§ WORK TO BE COMPLETED:
Copy the lines verbatim, beginning with the line that contains "OCR this image." and continuing through the end of the data, and only those lines.

Records excerpted from a collection
—————
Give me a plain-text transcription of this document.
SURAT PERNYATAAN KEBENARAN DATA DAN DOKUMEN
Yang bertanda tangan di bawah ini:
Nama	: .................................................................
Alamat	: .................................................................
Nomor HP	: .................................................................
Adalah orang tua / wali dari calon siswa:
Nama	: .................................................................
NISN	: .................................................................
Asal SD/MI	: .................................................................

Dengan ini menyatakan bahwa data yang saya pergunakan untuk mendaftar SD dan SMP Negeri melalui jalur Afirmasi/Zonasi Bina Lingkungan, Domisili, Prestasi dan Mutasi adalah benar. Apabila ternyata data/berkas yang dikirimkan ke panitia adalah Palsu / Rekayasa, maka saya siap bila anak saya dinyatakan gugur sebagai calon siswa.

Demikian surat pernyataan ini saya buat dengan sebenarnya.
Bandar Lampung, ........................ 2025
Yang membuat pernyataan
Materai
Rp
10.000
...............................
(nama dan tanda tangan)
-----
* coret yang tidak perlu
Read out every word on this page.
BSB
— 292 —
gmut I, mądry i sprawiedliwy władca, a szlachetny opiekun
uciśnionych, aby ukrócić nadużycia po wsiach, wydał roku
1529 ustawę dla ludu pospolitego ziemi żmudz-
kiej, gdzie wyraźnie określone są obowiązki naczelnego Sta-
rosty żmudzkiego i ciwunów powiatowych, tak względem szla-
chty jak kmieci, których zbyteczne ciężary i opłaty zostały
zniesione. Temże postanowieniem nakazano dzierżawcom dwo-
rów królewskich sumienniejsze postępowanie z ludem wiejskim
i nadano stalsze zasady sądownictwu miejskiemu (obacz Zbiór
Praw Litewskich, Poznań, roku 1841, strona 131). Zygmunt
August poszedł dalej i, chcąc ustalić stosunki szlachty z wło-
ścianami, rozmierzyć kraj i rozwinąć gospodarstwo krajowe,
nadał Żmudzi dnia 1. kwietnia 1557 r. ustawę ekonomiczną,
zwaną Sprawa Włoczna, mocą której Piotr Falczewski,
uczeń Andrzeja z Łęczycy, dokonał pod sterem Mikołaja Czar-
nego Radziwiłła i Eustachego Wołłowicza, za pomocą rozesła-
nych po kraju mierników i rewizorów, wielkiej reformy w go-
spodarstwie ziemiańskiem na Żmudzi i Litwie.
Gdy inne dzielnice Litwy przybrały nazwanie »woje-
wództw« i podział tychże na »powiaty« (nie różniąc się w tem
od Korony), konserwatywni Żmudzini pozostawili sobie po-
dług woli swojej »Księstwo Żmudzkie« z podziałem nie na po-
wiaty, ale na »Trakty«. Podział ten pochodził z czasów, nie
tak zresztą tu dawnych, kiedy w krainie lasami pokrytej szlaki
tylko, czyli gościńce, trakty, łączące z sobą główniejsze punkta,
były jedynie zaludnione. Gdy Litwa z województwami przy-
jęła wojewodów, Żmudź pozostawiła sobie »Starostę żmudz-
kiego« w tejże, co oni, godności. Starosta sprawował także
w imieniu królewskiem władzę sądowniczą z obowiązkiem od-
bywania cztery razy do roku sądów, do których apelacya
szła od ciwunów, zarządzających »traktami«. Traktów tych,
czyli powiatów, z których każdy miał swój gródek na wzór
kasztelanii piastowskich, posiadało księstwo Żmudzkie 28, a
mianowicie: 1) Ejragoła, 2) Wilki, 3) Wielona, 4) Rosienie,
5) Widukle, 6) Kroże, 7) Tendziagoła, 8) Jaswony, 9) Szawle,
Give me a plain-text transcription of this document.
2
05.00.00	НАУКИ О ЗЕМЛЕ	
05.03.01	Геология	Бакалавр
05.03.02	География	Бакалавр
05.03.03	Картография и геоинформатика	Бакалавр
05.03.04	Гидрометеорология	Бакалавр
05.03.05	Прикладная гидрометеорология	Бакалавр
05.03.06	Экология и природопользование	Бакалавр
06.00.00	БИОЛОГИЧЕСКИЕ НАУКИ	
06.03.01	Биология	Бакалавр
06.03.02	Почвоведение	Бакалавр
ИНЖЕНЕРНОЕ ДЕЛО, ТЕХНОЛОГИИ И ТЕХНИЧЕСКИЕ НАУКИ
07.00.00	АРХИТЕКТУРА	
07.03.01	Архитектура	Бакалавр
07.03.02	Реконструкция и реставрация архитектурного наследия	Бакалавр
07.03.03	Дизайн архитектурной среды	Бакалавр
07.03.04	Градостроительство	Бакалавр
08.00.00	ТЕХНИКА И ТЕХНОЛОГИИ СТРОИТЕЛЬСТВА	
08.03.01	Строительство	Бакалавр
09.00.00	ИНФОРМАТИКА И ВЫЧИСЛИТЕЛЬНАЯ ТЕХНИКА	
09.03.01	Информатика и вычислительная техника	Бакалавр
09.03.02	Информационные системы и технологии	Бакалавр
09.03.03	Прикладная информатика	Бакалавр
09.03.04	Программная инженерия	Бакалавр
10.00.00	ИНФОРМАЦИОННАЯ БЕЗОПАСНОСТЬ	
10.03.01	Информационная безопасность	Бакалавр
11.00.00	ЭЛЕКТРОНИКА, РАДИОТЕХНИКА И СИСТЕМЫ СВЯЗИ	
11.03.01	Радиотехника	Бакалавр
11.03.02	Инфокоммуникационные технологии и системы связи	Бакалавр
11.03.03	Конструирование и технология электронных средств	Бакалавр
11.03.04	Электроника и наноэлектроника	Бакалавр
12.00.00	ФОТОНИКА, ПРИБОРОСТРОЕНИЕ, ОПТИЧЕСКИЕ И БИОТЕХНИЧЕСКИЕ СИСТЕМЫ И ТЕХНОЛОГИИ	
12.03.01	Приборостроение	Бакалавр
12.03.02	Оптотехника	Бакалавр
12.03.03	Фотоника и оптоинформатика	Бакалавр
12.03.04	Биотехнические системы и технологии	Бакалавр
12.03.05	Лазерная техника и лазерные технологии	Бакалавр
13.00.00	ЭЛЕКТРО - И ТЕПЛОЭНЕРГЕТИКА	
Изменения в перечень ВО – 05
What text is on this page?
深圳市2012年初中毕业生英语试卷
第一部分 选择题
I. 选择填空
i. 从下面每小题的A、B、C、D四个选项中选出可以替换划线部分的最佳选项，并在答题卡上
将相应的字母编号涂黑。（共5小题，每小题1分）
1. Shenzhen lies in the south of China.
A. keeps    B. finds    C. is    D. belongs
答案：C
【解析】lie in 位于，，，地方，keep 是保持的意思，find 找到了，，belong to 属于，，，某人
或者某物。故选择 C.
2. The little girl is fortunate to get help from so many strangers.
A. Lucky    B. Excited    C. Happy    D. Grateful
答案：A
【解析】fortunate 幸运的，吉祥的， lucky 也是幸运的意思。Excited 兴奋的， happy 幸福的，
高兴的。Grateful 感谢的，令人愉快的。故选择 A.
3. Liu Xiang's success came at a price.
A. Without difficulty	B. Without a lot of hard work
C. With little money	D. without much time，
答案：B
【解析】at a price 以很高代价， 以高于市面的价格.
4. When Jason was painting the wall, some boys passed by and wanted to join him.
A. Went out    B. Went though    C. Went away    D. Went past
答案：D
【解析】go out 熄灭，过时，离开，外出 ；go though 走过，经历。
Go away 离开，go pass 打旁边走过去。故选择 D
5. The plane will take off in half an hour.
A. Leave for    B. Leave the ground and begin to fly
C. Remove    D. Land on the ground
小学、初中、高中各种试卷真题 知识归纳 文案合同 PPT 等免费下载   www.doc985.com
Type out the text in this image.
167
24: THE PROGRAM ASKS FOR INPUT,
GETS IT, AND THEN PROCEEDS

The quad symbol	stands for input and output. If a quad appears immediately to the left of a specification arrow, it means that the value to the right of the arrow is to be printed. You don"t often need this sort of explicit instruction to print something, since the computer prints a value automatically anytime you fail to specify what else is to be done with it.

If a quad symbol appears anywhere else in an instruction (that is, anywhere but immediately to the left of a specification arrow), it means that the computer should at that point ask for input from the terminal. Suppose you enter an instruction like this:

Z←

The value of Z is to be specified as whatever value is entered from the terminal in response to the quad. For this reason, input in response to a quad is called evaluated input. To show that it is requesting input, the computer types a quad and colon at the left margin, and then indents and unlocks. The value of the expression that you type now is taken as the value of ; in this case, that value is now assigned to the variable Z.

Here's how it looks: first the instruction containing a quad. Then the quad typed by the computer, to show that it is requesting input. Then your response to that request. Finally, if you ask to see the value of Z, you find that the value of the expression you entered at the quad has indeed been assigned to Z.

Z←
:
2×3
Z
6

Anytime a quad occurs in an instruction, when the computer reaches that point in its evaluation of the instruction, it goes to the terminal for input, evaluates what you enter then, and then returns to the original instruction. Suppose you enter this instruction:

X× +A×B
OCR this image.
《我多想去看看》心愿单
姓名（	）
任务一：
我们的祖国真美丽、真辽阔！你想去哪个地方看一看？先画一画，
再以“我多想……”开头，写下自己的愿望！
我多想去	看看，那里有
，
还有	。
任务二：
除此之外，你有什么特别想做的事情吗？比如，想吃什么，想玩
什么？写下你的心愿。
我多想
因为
—————
§ TASK OUTPUT:
OCR this image.
《我多想去看看》心愿单
姓名（	）
任务一：
我们的祖国真美丽、真辽阔！你想去哪个地方看一看？先画一画，
再以“我多想……”开头，写下自己的愿望！
我多想去	看看，那里有
，
还有	。
任务二：
除此之外，你有什么特别想做的事情吗？比如，想吃什么，想玩
什么？写下你的心愿。
我多想
因为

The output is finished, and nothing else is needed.